● Task goal
Tally the lines that hold the word "Chrétien" and reply with that figure only.

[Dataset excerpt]
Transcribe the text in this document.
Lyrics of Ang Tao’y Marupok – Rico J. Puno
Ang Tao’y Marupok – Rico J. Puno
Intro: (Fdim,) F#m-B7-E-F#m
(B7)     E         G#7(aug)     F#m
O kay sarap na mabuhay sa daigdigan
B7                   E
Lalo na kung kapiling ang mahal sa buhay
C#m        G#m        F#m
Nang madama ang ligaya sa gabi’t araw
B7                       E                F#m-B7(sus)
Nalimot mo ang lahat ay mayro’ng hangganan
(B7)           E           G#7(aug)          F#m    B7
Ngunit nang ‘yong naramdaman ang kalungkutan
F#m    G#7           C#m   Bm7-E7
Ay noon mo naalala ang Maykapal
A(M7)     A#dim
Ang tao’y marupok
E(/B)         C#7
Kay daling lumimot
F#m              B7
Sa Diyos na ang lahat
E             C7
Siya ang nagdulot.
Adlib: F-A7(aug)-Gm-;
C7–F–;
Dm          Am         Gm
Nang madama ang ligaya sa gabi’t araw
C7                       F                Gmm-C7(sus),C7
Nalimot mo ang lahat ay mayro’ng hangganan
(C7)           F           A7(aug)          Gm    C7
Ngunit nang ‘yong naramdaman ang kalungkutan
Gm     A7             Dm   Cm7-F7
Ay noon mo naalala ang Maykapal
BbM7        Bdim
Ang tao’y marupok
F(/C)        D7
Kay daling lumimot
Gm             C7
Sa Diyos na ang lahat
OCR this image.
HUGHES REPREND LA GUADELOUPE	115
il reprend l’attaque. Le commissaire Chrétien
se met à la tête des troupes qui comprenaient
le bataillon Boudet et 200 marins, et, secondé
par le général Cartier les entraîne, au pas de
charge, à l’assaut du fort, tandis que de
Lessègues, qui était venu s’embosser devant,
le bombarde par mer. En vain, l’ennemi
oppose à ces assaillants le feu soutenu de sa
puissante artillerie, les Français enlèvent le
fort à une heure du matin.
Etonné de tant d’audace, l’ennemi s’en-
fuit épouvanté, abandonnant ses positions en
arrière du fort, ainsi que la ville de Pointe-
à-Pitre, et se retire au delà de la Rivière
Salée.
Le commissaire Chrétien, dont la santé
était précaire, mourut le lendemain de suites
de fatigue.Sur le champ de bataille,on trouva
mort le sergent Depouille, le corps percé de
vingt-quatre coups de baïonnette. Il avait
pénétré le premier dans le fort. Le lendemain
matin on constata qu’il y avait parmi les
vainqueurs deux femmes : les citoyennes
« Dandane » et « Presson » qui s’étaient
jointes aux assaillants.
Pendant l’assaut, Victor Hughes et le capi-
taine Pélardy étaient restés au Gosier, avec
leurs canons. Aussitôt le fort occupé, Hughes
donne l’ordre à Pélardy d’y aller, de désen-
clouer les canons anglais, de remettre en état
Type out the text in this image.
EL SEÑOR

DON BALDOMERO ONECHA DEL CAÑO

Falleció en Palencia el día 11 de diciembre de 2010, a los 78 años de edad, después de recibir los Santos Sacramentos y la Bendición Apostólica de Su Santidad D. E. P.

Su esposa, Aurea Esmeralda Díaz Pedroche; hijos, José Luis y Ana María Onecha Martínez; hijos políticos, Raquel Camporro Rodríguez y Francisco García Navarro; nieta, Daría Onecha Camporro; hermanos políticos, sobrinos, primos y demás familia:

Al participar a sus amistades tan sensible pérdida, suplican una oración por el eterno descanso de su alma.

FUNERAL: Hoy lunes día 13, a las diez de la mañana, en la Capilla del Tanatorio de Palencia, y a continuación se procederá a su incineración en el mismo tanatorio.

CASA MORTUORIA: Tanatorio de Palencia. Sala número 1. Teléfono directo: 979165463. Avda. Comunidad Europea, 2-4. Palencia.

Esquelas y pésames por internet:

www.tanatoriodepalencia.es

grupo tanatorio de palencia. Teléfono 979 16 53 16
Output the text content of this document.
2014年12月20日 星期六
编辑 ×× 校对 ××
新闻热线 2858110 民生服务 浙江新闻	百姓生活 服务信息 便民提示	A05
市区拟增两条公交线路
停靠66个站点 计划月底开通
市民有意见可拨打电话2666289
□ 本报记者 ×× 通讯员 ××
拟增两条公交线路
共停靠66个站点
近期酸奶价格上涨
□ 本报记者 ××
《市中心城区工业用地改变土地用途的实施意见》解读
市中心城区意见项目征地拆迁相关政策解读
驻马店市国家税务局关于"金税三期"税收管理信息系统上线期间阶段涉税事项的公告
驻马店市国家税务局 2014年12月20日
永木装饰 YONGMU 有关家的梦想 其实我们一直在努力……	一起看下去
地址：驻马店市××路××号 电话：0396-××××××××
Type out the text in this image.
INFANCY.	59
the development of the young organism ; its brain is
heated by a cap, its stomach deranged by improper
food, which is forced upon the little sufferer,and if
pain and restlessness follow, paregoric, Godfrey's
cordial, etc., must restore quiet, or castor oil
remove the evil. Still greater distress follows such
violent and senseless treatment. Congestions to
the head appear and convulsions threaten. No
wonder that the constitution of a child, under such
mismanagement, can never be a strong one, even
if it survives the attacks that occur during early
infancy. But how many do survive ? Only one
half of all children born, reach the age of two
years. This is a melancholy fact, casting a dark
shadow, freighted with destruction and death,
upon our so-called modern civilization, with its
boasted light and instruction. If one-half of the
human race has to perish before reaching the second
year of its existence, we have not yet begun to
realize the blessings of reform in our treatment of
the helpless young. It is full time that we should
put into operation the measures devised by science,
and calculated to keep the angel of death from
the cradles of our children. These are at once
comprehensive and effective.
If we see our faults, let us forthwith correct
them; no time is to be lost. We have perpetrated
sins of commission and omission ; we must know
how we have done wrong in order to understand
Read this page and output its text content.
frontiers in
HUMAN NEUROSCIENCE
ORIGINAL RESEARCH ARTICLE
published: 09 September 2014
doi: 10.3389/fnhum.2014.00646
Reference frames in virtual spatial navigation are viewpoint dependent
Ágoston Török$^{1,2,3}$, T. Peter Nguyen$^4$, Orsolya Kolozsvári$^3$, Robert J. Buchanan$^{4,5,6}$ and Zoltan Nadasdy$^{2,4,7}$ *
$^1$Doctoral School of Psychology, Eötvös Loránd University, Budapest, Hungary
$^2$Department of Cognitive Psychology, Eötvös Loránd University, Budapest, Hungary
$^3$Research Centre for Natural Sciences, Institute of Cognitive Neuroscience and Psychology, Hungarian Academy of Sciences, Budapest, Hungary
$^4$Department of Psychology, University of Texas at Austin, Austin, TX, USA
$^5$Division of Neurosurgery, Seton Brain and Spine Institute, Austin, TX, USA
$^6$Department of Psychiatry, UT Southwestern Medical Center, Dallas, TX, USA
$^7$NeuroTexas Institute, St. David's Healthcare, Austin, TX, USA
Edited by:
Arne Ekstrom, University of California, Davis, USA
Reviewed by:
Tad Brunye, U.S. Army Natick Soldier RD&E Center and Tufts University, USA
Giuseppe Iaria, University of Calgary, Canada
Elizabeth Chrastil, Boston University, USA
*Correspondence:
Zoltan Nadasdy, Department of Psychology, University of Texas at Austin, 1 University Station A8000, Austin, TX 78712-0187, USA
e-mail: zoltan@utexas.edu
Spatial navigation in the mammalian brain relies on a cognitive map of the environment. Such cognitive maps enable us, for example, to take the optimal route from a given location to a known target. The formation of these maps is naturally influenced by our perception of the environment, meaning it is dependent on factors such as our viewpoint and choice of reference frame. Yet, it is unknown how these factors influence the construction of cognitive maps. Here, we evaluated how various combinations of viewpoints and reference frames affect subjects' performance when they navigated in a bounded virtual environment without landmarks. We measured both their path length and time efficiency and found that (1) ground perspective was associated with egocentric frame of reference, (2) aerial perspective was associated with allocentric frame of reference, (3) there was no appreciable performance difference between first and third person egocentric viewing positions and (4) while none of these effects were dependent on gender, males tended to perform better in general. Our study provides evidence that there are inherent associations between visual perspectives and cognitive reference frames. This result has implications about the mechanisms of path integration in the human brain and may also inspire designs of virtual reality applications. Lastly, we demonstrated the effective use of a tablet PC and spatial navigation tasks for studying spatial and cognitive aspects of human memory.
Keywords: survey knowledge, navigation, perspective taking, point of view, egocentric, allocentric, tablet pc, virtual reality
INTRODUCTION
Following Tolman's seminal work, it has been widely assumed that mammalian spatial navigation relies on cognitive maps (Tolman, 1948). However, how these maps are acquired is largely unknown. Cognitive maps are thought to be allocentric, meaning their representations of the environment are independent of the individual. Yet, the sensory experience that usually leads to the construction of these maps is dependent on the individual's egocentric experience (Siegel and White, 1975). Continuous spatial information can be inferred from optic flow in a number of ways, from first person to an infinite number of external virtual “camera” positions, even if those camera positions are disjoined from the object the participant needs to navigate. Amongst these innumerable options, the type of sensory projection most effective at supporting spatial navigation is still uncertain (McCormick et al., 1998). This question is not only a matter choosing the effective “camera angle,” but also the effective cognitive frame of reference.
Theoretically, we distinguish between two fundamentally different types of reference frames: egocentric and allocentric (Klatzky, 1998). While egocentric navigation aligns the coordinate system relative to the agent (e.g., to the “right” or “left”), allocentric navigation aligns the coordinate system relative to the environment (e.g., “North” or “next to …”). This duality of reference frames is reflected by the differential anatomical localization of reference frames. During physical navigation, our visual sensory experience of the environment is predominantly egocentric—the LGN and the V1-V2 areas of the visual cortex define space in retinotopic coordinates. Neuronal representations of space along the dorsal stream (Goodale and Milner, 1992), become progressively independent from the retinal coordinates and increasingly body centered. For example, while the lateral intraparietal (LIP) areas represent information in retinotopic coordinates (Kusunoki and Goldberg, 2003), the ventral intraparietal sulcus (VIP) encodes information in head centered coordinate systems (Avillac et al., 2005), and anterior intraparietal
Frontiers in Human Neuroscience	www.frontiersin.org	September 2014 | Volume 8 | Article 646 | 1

● Exercise result
2